CONSIGNE: Dans l'extrait sur l'armée et la police en Israël, relevez tous les traits négatifs attribués à la police dans le passage allant de « C’est vrai » à « crétins ».

EXTRAIT DU DOCUMENT:
--- --- ---
Evidemment. Parce que tout le monde en fait partie, l’armée remporte tous les suffrages en Israël. À elle, les hauts-faits glorieux alors qu’on les cherche à la loupe dans les rangs de la police. C’est vrai, celle-ci a une mauvaise image. Ils sont mal payés, passent pour des crétins. L’Israélien moyen rêve de devenir médecin ou avocat, pas flic. Si cela arrive, le plus souvent la famille se lamente de ce choix. Et pourtant ceux que j’ai rencontrés dans le secteur de l’aide aux réfugiés sont des héros à mes yeux. D’autres sont aussi engagés dans la lutte contre la corruption qui a pris des allures de fléau national depuis quelque temps. À cet égard tous ceux qui ne cessent de critiquer Israël et son soi-disant racisme ne devraient pas oublier ceci : c’est un procureur arabe assisté par une équipe de flics juifs qui ont envoyé un de nos anciens présidents de la République (Moshé Katzav, ndlr) en prison.
--- --- ---
DONNÉES FOURNIES:
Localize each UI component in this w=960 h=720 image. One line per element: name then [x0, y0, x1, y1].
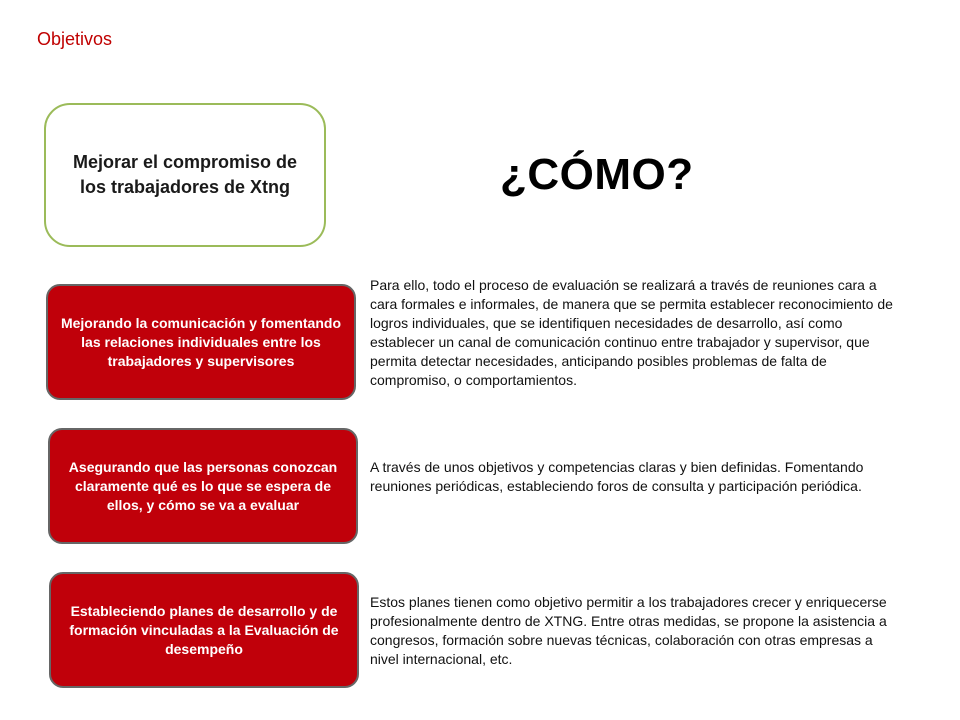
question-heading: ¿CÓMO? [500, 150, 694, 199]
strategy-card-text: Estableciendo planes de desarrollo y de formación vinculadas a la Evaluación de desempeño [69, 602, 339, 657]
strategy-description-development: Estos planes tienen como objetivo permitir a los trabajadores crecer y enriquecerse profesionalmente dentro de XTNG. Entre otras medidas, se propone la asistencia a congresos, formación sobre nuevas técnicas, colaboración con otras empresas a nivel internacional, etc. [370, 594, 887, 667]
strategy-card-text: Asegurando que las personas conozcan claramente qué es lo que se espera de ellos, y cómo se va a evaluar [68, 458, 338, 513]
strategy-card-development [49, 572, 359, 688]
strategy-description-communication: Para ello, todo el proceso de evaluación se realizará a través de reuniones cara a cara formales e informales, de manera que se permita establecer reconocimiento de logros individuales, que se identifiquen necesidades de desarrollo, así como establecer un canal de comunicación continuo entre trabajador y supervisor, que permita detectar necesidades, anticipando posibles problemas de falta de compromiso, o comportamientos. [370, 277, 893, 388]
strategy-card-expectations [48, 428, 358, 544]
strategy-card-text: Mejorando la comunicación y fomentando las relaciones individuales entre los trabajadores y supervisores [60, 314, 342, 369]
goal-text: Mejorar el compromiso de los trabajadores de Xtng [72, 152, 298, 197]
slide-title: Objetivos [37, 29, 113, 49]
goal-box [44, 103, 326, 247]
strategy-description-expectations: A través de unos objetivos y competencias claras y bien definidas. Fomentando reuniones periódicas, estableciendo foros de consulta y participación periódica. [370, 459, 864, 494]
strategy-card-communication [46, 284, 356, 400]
--- --- ---
RÉPONSE ATTENDUE:
- Elle a une mauvaise image.
- Ses membres sont mal payés.
- Ils passent pour des crétins.